### TEXT PROVIDED
9 Tex. J. Oil, Gas & Energy L. 319 (2014)
37 Pages Posted: 7 Feb 2014 Last revised: 15 Jul 2014
Date Written: February 5, 2014
The Eagle Ford shale has provided an economic boon to South Texas, adding approximately $61 billion of economic output and creating over 116,500 jobs for the counties overlaying or neighboring the Eagle Ford shale. The Eagle Ford shale is the source rock for the storied East Texas Field and also for the Austin Chalk formation, but it was only in 2008 that Petrohawk discovered the viability of producing directly from the Eagle Ford shale using horizontal drilling and multi-stage hydraulic fracturing techniques. Since completion of the initial Petrohawk well in 2008, activity in the Eagle Ford shale has literally exploded. Drilling permits have increased from 26 issued in 2008 to 4,143 issued in 2012. The estimated amount of recoverable oil from the Eagle Ford shale is impressive, with estimates ranging from as low as 3 billion barrels to as high as 10 billion barrels. Due in significant part to the prolific oil production from the Eagle Ford shale, the rate of growth in Texas crude oil production now outpaces that of the North Dakota’s Bakken shale formation.
Yet, as impressive as this transformation has been, the question that needs to be asked now is whether we are wisely using our natural resource…or are we wasting it. The title to this article originated with a bumper sticker that was commonly seen throughout the state of Texas in 1984. In 1984, the Texas oil industry remembered the boom years of the 1970s and of earlier periods, but by 1984 Texas domestic oil production was in decline. The state was littered with marginal stripper wells that produced only a few barrels of oil. Prospects for additional Texas oil production were bleak. Once squandered, the 1984 slogan affirmed that the industry had learned from its prior misdeeds and would not “screw-up” another oil boom if providence offered the state of Texas another chance. That was 30 years ago, but the seared memory of that remorseful 1984 promise bears remembering in 2014.

### DATASET EXTRACT

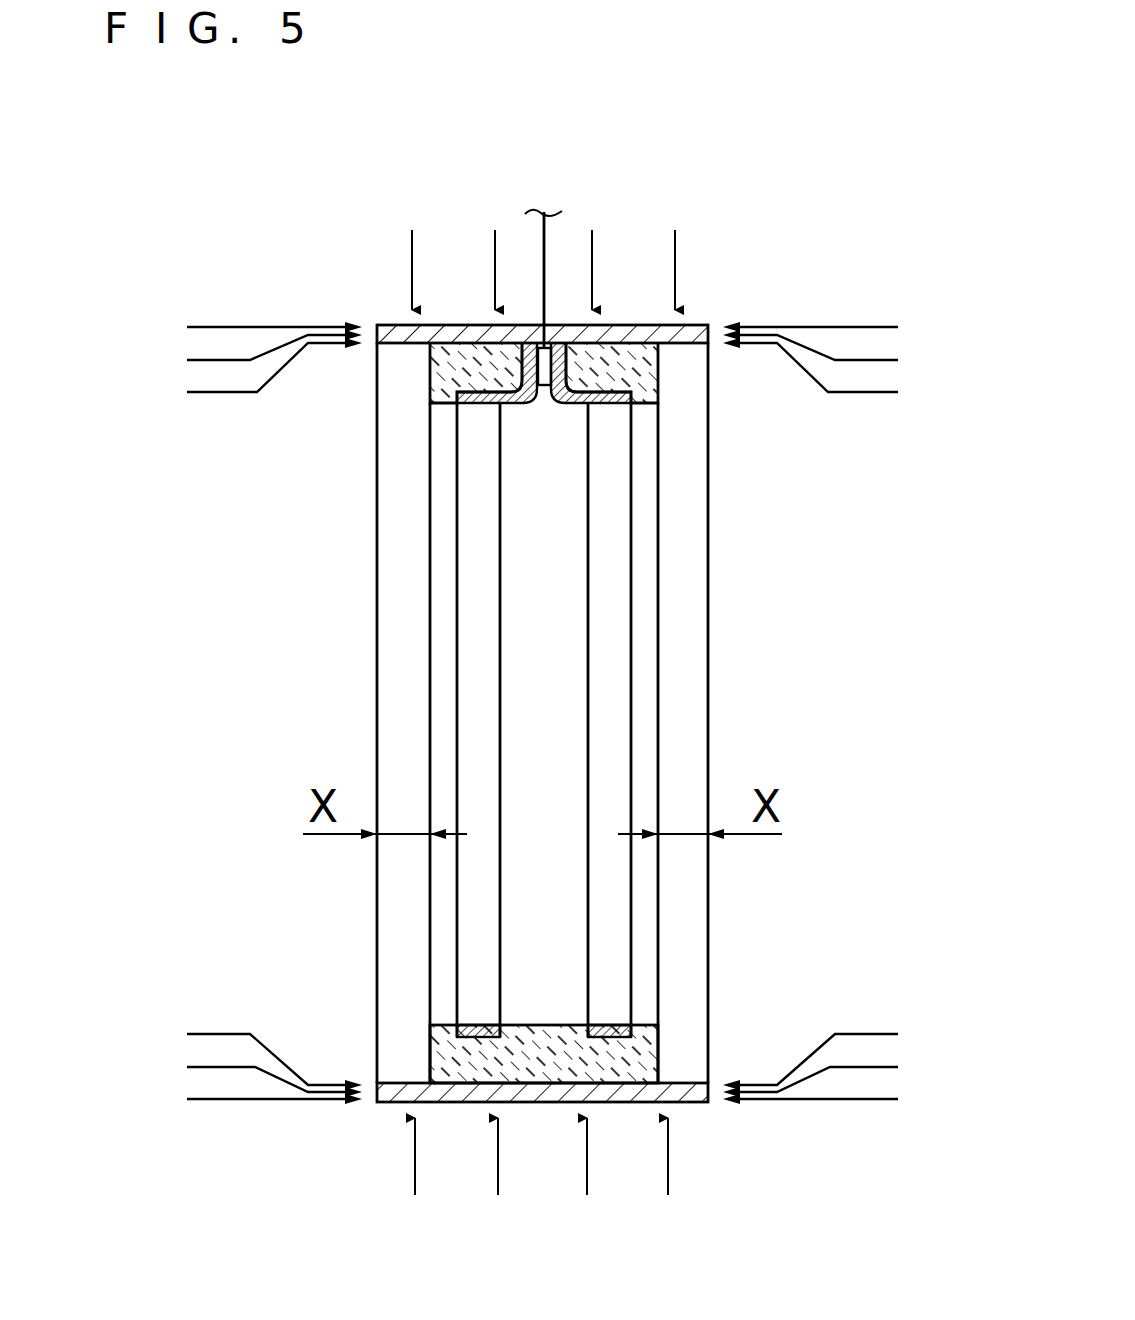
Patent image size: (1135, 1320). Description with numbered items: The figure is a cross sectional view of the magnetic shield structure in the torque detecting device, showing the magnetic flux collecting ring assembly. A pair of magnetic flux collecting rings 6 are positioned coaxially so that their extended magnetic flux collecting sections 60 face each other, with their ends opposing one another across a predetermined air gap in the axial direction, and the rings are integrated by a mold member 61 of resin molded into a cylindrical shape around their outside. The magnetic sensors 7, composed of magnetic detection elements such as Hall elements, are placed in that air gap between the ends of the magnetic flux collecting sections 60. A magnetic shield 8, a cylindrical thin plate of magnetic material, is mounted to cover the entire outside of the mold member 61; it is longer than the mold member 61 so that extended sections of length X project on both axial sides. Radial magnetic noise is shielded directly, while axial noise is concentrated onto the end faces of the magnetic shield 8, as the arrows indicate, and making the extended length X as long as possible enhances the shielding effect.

### EXERCISE INSTRUCTIONS
Continue the piece on the Eagle Ford shale after its last sentence.

### RESULT FOR THIS EXERCISE
Unfortunately, the early record of the Eagle Ford shale is one of physical waste of the state’s natural resources. It is time for the Railroad Commission and the courts to step in to require operators to produce their crude oil in the Eagle Ford shale in accordance with sound, nonwasteful, conservation practices. To that end, this paper discusses the most visible and objectively verifiable form of waste in the Eagle Ford shale: the outright flaring of commercially-usable and profitable natural gas that could (and this paper argues should) be efficiently produced. The paper discusses the regulatory actions that should be taken by the Railroad Commission and the amendments to its existing rules that should be adopted in order to promote sound conservation. The paper then addresses the recourse available to private parties that can be brought against operators who wastefully flare commercially valuable casinghead gas.
In the end, sound public policy is promoted when the Railroad Commission’s rules and the outcome of private litigation work together to motivate operators to minimize the physical waste of the state’s finite natural resources. The author hopes that this paper sets forth a clear path to achieve this end. Providence, coupled with the remarkable ingenuity of the oil and gas industry, has blessed the state of Texas with another chance at a significant oil boom. It is now time to stop screwing it up.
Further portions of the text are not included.